Chronique >>
Chronique / Faites comme je dis mais pas comme je fais
La plume qui caresse ou qui pique sans tabou, c’est celle d’Isabelle Falconnier, qui s’intéresse à tout ce qui vous intéresse. La vie, l’amour, la mort, les people, le menu de ce soir.
Ce pauvre Neil Ferguson, éminent épidémiologiste de 52 ans et conseiller scientifique du gouvernement anglais, a donc démissionné de toutes ses fonctions publiques pour avoir invité à deux reprises son amoureuse à passer la soirée chez lui alors que son pays, sur ses propres recommandations, était en confinement strict. Cette illustration parfaite de l’ironique adage Faites comme je dis, mais pas comme je fais semble en effet le clouer au pilori de la grande méchante hypocrisie.
Mais si on avait demandé par sondage au public du monde entier s’il devait démissionner ou pas, je suis persuadée que ce même public lui aurait donné l’absolution. Voyez-vous, le cœur a ses raisons, et nous aimons que les lois du désir et de l’amour soient plus fortes que les autres.
Et surtout, nous savons tous pertinemment que nous avons le même problème que Neil: passer de la théorie à la pratique.
Nous savions très bien ce qu’il fallait faire pour ne pas prendre les 2,5 kilos de moyenne dont nous nous sommes arrondis, comme les Français assurément, durant cette période de travail semi-confiné à la maison - on ne l’a pas fait. Nous savons tous ce qu’il faut faire pour vivre longtemps et en bonne santé – qui le fait réellement? Vous connaissez tous un médecin qui fume ou un cordonnier mal chaussé. Nous faisons à l’infini des listes des bonnes résolutions que nous ne tenons pas, de projets qui ne se réalisent jamais, d’occupations intéressantes et enrichissantes de notre temps, sans pour autant agir en conséquence.
Souvenez-vous de Jean-Jacques Rousseau qui, coupable d’abandon envers ses enfants, écrit pourtant l’Emile, un traité d’éducation ultra-pédagogique. Ou de Simone de Beauvoir qui, au moment où elle rédige le féministe Deuxième Sexe, entretient une relation quasi servile avec son amant Nelson Algren, de Foucault qui consacre son dernier séminaire au «courage de la vérité» tout en maintenant le secret sur son sida, de Tariq Ramadan qui prône la fidélité tout en entretenant des relations extraconjugales.
Nous voudrions tant que nos idées, nos intentions et nos actes se répondent. C’est vrai: le monde serait tellement plus simple si les gens incarnaient littéralement les valeurs qu’ils soutiennent, et s’il suffisait de vouloir pour pouvoir. Mais ça ne marche pas comme ça. Les philosophes et psychiatres se cassent les dents sur cette distorsion depuis la nuit des temps. Chez Kant par exemple, le «je dois» (sollen) de son fameux impératif catégorique, inclut un «je peux» (können) mais se heurte au concept de liberté qui fonde toute sa philosophie pratique. Si je dois, c’est que je peux. Mais si je peux, c’est aussi que je peux ne pas.

Matériel extrait >>
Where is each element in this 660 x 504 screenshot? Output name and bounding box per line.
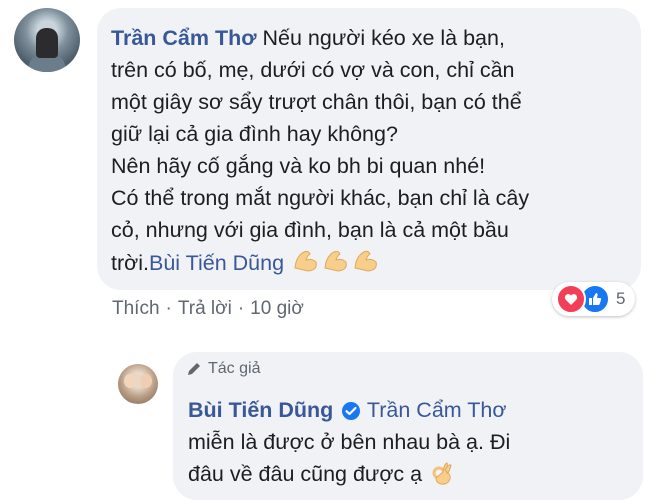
comment-line-8: trời.Bùi Tiến Dũng [111, 246, 380, 283]
comment-text-4: giữ lại cả gia đình hay không? [111, 122, 398, 146]
verified-badge-icon [341, 395, 361, 427]
separator-dot: · [237, 298, 245, 319]
reply-mention[interactable]: Trần Cẩm Thơ [367, 398, 507, 422]
reply-line-1: Bùi Tiến Dũng Trần Cẩm Thơ [188, 394, 506, 427]
comment-mention[interactable]: Bùi Tiến Dũng [149, 251, 284, 275]
comment-text-8: trời. [111, 251, 149, 276]
commenter-avatar[interactable] [14, 8, 80, 72]
flexed-biceps-icon [292, 246, 380, 283]
comment-text-3: một giây sơ sẩy trượt chân thôi, bạn có … [111, 90, 522, 114]
comment-text-5: Nên hãy cố gắng và ko bh bi quan nhé! [111, 154, 486, 178]
comment-text-2: trên có bố, mẹ, dưới có vợ và con, chỉ c… [111, 58, 515, 82]
comment-timestamp[interactable]: 10 giờ [250, 298, 304, 319]
comment-author-name[interactable]: Trần Cẩm Thơ [111, 26, 257, 50]
comment-text-1: Nếu người kéo xe là bạn, [262, 26, 505, 50]
author-badge-label: Tác giả [208, 360, 261, 377]
separator-dot: · [165, 298, 172, 319]
reply-author-name[interactable]: Bùi Tiến Dũng [188, 398, 333, 422]
reaction-summary[interactable]: 5 [552, 282, 636, 316]
comment-text-7: cỏ, nhưng với gia đình, bạn là cả một bầ… [111, 218, 509, 242]
comment-actions: Thích · Trả lời · 10 giờ [112, 298, 304, 320]
reply-text-2: đâu về đâu cũng được ạ [188, 462, 423, 486]
pencil-icon [188, 363, 200, 375]
heart-icon [556, 284, 586, 314]
like-action[interactable]: Thích [112, 298, 160, 319]
reply-author-avatar[interactable] [118, 364, 158, 404]
comment-line-1: Trần Cẩm Thơ Nếu người kéo xe là bạn, [111, 22, 505, 54]
comment-text-6: Có thể trong mắt người khác, bạn chỉ là … [111, 186, 530, 210]
reply-line-3: đâu về đâu cũng được ạ [188, 458, 454, 491]
reply-action[interactable]: Trả lời [178, 298, 232, 319]
author-badge: Tác giả [186, 360, 260, 378]
ok-hand-icon [430, 459, 454, 491]
reply-text-1: miễn là được ở bên nhau bà ạ. Đi [188, 430, 511, 454]
reaction-count: 5 [616, 289, 626, 308]
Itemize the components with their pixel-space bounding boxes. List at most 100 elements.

Consigne donnée >>
Recopiez le passage de la chronique allant de « Ce pauvre Neil » jusqu'à « grande méchante hypocrisie. », en remplaçant « son amoureuse » par « sa compagne ». Le matériel extrait forme un ensemble distinct de la chronique.

Solution rédigée >>
Ce pauvre Neil Ferguson, éminent épidémiologiste de 52 ans et conseiller scientifique du gouvernement anglais, a donc démissionné de toutes ses fonctions publiques pour avoir invité à deux reprises sa compagne à passer la soirée chez lui alors que son pays, sur ses propres recommandations, était en confinement strict. Cette illustration parfaite de l’ironique adage Faites comme je dis, mais pas comme je fais semble en effet le clouer au pilori de la grande méchante hypocrisie.